Start of Entries supplied
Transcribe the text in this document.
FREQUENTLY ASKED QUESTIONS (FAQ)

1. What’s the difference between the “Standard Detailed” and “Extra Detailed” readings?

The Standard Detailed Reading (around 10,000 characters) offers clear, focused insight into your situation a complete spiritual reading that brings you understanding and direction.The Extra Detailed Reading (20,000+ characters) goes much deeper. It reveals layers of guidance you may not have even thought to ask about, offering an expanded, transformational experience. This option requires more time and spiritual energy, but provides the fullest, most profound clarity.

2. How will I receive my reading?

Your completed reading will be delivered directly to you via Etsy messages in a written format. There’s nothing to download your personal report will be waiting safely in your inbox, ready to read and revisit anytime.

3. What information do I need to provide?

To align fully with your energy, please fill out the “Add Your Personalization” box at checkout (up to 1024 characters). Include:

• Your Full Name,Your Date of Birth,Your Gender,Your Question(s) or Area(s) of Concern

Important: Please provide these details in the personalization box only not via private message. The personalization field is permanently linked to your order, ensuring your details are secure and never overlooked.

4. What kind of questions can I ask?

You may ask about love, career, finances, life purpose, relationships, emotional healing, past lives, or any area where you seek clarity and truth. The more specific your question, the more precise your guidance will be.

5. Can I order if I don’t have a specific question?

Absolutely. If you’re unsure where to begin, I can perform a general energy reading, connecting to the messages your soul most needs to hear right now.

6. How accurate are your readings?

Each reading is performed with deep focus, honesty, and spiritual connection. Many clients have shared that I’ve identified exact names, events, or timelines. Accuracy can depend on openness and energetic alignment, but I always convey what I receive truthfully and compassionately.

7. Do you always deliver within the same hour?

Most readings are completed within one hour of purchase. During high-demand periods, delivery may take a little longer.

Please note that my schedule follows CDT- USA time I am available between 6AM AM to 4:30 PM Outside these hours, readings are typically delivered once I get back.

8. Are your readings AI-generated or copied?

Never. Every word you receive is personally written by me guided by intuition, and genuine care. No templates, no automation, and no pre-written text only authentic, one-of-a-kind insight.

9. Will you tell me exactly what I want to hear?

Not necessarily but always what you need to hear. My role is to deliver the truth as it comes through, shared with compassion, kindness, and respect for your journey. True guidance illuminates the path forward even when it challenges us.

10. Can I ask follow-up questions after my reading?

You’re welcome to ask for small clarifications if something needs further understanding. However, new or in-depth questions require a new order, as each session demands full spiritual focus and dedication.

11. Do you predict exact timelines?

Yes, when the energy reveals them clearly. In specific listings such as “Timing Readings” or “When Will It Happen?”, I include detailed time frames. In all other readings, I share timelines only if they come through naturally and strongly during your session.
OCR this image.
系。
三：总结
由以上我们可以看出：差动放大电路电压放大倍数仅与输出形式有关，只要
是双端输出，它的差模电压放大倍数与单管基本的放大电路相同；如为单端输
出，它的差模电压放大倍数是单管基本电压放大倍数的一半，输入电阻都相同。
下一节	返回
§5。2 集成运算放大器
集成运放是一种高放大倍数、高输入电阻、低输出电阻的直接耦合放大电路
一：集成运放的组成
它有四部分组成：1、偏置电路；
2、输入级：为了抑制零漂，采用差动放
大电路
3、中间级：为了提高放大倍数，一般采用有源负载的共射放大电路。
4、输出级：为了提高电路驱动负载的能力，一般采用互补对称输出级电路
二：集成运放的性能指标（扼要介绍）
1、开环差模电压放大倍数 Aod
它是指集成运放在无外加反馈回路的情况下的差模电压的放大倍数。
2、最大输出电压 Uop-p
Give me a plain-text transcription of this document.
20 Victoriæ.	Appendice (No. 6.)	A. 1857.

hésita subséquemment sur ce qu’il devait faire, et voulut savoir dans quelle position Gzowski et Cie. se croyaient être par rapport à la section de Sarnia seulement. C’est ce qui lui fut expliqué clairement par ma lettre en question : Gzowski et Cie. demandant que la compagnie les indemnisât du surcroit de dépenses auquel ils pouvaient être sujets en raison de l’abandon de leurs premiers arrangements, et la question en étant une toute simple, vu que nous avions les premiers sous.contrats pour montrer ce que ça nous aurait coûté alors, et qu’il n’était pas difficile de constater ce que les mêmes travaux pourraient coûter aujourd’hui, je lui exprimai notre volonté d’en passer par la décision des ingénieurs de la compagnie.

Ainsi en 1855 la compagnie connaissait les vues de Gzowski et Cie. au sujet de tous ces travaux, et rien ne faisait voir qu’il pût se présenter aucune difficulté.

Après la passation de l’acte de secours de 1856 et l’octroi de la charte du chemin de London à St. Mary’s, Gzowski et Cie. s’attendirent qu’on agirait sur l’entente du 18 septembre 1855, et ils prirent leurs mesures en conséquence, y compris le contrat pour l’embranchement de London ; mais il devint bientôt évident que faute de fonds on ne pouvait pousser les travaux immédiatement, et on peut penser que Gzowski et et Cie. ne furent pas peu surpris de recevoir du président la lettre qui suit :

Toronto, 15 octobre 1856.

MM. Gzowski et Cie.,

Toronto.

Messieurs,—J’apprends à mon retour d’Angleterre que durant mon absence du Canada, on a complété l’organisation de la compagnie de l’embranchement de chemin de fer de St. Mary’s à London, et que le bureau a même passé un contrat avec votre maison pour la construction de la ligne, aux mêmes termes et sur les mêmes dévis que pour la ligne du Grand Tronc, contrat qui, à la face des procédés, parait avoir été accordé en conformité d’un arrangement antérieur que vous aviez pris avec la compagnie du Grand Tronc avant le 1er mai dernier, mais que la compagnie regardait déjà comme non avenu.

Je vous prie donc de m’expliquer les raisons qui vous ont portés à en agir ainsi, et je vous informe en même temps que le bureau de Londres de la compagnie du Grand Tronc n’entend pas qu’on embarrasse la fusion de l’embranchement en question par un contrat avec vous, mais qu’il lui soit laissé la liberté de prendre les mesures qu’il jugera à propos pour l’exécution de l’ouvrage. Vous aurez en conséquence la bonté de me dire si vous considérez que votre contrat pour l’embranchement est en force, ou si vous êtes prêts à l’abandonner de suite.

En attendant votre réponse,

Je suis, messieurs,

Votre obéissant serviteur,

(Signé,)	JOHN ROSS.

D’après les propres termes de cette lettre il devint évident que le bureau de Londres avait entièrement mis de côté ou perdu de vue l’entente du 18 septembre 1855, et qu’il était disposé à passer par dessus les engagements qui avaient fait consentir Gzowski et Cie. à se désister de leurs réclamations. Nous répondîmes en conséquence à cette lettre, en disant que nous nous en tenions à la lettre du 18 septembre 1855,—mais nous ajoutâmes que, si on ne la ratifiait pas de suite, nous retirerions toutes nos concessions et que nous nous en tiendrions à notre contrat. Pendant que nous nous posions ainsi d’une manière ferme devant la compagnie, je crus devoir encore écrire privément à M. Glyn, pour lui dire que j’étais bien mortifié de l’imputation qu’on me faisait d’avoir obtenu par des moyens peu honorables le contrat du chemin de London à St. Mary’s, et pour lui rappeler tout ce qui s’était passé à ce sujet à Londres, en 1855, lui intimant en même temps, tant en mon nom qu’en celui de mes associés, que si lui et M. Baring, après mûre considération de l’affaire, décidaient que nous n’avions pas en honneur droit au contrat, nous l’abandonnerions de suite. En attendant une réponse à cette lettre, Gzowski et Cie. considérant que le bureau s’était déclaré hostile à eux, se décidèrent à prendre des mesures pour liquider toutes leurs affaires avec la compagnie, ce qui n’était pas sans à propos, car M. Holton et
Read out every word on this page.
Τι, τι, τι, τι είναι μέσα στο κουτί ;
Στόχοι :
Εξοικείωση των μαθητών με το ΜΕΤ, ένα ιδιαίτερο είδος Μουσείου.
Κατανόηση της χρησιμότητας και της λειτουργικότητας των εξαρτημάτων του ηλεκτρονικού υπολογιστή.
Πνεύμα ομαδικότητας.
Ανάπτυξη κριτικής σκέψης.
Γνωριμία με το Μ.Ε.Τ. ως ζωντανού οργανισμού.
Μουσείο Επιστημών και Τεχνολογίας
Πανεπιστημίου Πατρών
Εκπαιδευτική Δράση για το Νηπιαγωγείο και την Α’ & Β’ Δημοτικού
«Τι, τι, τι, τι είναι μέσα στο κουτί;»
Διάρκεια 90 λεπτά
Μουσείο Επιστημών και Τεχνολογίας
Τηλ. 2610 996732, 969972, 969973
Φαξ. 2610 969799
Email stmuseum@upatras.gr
End of Entries supplied
◆ Goal
Filter for "document". Return all lines that hold it.

◆ Task response
Transcribe the text in this document.
Give me a plain-text transcription of this document.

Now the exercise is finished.